▶ Your task
Pull out every line in the data that has the string "type" in it.

▶ Material
■ ■ ■ ■ ■

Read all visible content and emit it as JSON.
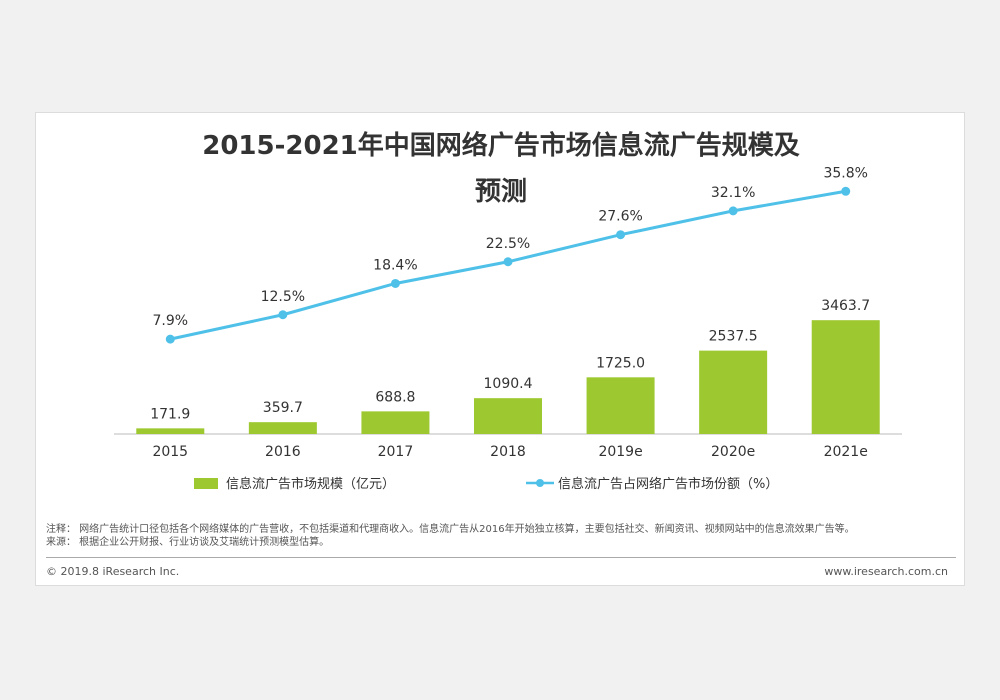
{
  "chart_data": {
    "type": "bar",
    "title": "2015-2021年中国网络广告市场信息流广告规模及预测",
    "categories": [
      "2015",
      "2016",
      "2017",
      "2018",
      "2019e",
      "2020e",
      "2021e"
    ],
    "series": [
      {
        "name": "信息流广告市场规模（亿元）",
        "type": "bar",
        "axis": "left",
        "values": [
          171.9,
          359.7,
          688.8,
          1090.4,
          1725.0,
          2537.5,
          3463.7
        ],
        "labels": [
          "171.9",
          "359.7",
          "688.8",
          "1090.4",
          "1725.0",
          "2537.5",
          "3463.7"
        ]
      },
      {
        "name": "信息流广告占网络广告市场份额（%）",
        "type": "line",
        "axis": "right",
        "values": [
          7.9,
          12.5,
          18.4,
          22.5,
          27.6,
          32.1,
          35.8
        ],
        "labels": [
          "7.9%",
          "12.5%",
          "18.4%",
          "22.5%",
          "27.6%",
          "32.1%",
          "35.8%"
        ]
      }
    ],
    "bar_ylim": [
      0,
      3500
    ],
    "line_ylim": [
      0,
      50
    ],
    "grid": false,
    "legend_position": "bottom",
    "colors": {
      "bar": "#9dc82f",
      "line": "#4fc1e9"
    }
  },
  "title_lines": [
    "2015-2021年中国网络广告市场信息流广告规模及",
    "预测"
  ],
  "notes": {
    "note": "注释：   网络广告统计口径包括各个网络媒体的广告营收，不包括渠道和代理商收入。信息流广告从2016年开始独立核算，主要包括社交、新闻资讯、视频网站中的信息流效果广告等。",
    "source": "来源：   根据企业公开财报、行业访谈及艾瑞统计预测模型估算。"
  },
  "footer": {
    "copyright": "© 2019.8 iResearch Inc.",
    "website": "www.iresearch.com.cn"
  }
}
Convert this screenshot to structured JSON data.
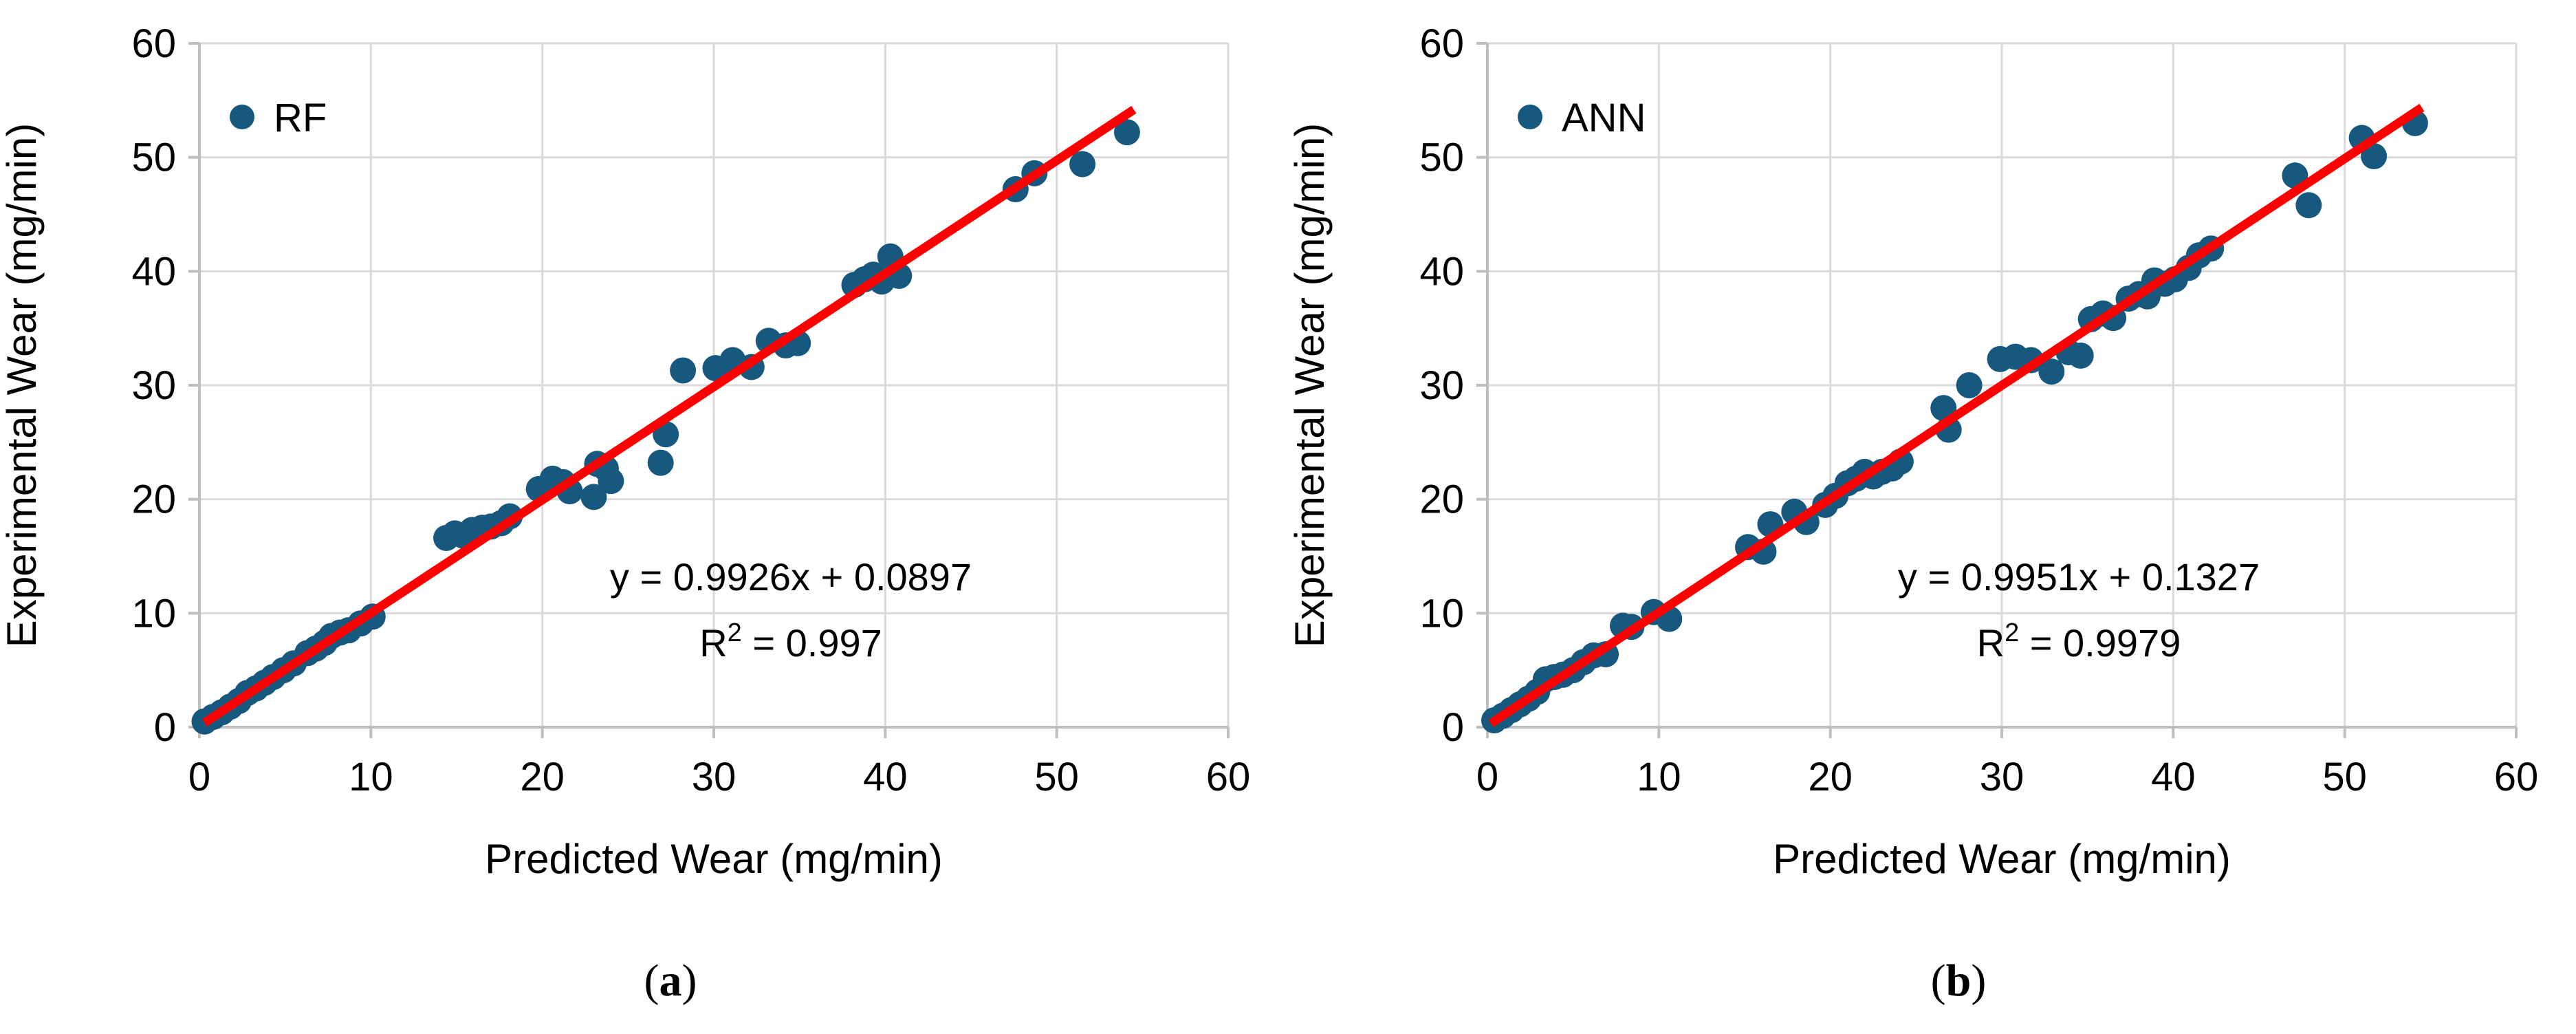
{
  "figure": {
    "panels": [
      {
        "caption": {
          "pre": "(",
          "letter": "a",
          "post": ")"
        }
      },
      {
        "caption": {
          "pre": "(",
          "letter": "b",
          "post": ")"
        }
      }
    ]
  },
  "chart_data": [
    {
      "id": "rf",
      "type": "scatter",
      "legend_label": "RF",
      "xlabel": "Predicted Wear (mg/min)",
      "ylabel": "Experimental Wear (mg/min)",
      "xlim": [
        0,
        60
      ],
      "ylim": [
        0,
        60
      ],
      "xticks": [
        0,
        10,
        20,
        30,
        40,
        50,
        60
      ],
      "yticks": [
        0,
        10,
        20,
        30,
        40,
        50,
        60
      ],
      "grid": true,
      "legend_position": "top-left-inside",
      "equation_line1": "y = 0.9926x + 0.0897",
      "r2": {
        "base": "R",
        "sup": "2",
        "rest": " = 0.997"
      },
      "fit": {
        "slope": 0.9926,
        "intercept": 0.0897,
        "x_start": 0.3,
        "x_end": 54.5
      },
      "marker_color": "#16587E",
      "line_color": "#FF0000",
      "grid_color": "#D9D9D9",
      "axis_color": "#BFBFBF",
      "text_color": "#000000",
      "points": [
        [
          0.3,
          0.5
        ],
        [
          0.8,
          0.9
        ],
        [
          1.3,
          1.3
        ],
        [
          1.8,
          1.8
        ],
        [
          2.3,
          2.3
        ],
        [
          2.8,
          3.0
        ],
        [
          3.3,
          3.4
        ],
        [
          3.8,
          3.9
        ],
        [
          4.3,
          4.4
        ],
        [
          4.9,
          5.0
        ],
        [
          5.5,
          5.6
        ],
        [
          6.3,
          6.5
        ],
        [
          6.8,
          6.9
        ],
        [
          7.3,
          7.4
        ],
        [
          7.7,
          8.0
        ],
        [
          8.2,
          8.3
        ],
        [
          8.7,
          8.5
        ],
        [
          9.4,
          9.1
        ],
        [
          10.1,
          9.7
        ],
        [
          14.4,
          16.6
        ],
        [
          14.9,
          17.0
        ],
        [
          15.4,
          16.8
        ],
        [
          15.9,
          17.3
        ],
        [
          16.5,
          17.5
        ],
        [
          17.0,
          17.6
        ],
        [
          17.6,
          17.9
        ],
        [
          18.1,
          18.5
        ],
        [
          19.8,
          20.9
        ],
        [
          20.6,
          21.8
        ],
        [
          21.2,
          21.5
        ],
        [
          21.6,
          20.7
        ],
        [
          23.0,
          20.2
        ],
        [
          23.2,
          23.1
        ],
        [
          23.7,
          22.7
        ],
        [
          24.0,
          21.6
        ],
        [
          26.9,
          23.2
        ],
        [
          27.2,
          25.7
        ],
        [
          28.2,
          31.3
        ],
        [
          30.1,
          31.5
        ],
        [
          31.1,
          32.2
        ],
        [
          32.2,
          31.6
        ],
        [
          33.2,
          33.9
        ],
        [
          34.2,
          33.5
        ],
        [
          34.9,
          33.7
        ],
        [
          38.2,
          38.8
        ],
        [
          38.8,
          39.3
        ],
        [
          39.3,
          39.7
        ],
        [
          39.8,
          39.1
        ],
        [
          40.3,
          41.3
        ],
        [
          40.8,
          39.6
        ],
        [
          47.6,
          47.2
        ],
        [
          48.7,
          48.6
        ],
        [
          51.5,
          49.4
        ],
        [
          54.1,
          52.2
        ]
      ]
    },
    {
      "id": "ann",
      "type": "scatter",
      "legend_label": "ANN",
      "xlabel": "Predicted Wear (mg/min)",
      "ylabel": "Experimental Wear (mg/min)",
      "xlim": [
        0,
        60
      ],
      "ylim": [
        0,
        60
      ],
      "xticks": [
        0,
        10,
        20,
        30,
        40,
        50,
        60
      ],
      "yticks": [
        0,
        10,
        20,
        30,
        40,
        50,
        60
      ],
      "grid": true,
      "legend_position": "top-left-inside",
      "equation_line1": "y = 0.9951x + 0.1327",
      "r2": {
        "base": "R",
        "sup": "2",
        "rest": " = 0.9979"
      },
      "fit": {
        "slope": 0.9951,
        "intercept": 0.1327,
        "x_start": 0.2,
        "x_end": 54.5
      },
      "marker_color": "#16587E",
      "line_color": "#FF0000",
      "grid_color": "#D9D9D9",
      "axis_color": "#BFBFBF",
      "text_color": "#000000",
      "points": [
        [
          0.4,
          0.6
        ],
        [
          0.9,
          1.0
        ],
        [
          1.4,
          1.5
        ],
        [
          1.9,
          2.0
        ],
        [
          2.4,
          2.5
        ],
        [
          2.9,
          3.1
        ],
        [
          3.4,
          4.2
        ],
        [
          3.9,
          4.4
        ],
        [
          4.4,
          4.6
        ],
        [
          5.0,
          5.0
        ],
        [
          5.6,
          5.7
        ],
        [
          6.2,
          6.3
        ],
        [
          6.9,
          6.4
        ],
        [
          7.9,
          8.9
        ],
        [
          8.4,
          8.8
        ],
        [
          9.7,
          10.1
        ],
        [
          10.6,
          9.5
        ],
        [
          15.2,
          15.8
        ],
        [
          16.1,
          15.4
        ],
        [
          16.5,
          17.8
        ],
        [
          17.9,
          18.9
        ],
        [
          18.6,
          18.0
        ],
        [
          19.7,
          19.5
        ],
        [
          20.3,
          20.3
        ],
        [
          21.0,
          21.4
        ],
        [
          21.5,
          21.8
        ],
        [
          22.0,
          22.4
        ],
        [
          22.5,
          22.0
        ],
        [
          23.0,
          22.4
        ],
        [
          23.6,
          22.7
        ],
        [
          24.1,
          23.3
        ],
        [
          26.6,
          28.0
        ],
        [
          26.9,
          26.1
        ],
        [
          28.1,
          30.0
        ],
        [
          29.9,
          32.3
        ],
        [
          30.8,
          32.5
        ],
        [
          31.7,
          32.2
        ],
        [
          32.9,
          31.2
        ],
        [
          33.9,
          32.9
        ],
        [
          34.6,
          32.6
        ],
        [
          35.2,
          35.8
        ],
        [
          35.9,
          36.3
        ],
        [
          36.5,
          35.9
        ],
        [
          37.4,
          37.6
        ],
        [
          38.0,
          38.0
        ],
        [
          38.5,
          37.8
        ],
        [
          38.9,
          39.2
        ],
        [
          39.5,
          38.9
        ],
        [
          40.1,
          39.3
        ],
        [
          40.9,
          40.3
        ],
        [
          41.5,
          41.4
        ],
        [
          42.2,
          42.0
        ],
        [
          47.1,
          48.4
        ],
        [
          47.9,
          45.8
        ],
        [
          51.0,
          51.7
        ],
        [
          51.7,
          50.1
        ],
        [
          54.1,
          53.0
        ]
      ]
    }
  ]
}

■ ■ ■ ■ ■

▶ Answer to the problem
    "type": "bar",
        "type": "bar",
        "type": "line",
      "type": "scatter",
      "type": "scatter",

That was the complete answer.